- _OBJECTIVE_: Beneath this task is a listing; retype all of it exactly.

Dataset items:
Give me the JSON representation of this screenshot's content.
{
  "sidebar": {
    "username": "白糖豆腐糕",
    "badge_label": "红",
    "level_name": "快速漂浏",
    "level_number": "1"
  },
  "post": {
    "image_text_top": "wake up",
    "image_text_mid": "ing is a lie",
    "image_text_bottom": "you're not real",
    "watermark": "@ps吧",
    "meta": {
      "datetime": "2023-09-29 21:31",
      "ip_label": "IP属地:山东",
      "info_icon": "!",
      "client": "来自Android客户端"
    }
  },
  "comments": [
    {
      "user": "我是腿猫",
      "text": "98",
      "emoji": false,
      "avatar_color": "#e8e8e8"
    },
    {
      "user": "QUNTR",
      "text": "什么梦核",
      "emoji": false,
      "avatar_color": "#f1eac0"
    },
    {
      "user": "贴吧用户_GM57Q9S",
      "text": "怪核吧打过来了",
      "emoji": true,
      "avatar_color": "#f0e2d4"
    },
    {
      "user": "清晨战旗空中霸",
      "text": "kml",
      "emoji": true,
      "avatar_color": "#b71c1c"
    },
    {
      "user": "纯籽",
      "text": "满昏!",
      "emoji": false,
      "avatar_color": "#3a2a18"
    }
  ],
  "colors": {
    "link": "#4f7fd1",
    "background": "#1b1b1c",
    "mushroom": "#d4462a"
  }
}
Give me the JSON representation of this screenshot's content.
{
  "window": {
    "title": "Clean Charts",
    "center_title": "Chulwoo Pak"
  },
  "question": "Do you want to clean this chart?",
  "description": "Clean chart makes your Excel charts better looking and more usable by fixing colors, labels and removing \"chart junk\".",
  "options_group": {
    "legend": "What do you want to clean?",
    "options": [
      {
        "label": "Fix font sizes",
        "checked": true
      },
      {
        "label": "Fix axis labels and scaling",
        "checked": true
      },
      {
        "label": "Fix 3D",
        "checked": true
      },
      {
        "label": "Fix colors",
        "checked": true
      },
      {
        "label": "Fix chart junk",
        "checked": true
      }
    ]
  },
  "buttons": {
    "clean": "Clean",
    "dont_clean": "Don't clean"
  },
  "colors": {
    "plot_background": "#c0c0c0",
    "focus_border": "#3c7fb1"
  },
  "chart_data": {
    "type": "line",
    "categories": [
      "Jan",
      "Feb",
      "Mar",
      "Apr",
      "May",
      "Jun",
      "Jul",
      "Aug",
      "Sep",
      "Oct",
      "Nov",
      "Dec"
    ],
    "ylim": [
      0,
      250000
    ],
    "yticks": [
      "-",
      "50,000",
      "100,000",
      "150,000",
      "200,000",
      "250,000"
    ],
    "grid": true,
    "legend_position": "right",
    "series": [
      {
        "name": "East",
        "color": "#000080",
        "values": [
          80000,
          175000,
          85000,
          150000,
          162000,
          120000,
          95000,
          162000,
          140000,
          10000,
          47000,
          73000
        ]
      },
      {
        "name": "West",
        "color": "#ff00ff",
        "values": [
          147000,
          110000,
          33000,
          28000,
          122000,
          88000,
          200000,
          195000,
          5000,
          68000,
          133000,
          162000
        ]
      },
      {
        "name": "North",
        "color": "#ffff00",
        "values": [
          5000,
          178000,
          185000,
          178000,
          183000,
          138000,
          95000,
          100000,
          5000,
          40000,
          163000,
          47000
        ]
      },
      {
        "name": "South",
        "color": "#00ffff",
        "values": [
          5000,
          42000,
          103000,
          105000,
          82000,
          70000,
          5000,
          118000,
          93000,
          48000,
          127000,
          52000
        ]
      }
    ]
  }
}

- _ANSWER FOR THE TASK_:
Give me the JSON representation of this screenshot's content.
{
  "sidebar": {
    "username": "白糖豆腐糕",
    "badge_label": "红",
    "level_name": "快速漂浏",
    "level_number": "1"
  },
  "post": {
    "image_text_top": "wake up",
    "image_text_mid": "ing is a lie",
    "image_text_bottom": "you're not real",
    "watermark": "@ps吧",
    "meta": {
      "datetime": "2023-09-29 21:31",
      "ip_label": "IP属地:山东",
      "info_icon": "!",
      "client": "来自Android客户端"
    }
  },
  "comments": [
    {
      "user": "我是腿猫",
      "text": "98",
      "emoji": false,
      "avatar_color": "#e8e8e8"
    },
    {
      "user": "QUNTR",
      "text": "什么梦核",
      "emoji": false,
      "avatar_color": "#f1eac0"
    },
    {
      "user": "贴吧用户_GM57Q9S",
      "text": "怪核吧打过来了",
      "emoji": true,
      "avatar_color": "#f0e2d4"
    },
    {
      "user": "清晨战旗空中霸",
      "text": "kml",
      "emoji": true,
      "avatar_color": "#b71c1c"
    },
    {
      "user": "纯籽",
      "text": "满昏!",
      "emoji": false,
      "avatar_color": "#3a2a18"
    }
  ],
  "colors": {
    "link": "#4f7fd1",
    "background": "#1b1b1c",
    "mushroom": "#d4462a"
  }
}
Give me the JSON representation of this screenshot's content.
{
  "window": {
    "title": "Clean Charts",
    "center_title": "Chulwoo Pak"
  },
  "question": "Do you want to clean this chart?",
  "description": "Clean chart makes your Excel charts better looking and more usable by fixing colors, labels and removing \"chart junk\".",
  "options_group": {
    "legend": "What do you want to clean?",
    "options": [
      {
        "label": "Fix font sizes",
        "checked": true
      },
      {
        "label": "Fix axis labels and scaling",
        "checked": true
      },
      {
        "label": "Fix 3D",
        "checked": true
      },
      {
        "label": "Fix colors",
        "checked": true
      },
      {
        "label": "Fix chart junk",
        "checked": true
      }
    ]
  },
  "buttons": {
    "clean": "Clean",
    "dont_clean": "Don't clean"
  },
  "colors": {
    "plot_background": "#c0c0c0",
    "focus_border": "#3c7fb1"
  },
  "chart_data": {
    "type": "line",
    "categories": [
      "Jan",
      "Feb",
      "Mar",
      "Apr",
      "May",
      "Jun",
      "Jul",
      "Aug",
      "Sep",
      "Oct",
      "Nov",
      "Dec"
    ],
    "ylim": [
      0,
      250000
    ],
    "yticks": [
      "-",
      "50,000",
      "100,000",
      "150,000",
      "200,000",
      "250,000"
    ],
    "grid": true,
    "legend_position": "right",
    "series": [
      {
        "name": "East",
        "color": "#000080",
        "values": [
          80000,
          175000,
          85000,
          150000,
          162000,
          120000,
          95000,
          162000,
          140000,
          10000,
          47000,
          73000
        ]
      },
      {
        "name": "West",
        "color": "#ff00ff",
        "values": [
          147000,
          110000,
          33000,
          28000,
          122000,
          88000,
          200000,
          195000,
          5000,
          68000,
          133000,
          162000
        ]
      },
      {
        "name": "North",
        "color": "#ffff00",
        "values": [
          5000,
          178000,
          185000,
          178000,
          183000,
          138000,
          95000,
          100000,
          5000,
          40000,
          163000,
          47000
        ]
      },
      {
        "name": "South",
        "color": "#00ffff",
        "values": [
          5000,
          42000,
          103000,
          105000,
          82000,
          70000,
          5000,
          118000,
          93000,
          48000,
          127000,
          52000
        ]
      }
    ]
  }
}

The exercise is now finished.